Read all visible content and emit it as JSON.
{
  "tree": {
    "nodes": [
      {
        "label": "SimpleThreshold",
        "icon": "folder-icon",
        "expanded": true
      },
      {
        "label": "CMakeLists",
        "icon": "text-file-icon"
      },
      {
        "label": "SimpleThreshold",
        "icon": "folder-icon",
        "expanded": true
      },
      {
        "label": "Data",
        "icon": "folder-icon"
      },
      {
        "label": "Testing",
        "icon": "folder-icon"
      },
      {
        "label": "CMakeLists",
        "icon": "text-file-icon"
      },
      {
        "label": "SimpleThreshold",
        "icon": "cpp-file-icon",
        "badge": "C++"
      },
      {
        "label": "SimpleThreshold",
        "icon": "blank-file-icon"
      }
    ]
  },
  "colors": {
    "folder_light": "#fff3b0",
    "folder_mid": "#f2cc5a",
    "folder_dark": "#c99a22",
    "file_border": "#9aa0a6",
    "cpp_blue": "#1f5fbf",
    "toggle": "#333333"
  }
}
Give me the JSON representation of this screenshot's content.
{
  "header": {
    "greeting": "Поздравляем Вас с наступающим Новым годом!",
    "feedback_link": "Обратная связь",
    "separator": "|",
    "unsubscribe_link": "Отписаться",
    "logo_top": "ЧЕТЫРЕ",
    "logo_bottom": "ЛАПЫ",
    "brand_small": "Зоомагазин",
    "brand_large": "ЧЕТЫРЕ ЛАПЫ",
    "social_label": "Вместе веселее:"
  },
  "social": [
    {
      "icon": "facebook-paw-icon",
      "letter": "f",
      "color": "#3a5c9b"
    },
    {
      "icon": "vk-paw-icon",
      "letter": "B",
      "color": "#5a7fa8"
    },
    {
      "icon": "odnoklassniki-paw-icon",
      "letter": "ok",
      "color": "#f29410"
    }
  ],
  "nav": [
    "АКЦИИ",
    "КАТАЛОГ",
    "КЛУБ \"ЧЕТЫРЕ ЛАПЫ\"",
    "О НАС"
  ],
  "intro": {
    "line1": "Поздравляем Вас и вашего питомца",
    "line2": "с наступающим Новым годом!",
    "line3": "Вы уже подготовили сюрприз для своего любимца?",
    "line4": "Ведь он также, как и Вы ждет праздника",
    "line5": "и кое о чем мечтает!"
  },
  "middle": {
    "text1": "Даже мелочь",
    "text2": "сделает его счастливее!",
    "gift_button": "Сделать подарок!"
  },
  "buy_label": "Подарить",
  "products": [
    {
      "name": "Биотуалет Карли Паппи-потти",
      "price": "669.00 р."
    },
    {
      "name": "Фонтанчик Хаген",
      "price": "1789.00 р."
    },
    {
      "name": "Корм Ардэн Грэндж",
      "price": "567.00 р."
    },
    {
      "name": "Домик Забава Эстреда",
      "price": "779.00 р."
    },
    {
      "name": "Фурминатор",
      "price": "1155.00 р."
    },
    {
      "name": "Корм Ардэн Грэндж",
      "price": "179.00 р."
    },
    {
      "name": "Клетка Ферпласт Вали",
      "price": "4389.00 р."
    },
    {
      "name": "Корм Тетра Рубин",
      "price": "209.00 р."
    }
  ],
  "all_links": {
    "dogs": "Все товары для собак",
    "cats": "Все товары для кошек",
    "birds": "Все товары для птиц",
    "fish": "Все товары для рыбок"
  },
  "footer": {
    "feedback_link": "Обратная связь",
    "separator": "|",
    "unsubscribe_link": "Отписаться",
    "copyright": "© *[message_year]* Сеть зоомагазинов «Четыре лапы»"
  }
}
..........
Short exercise |
Above are the entries; count how many of their lines contain the word "Поздравляем" and give only that number.

Response for this exercise |
2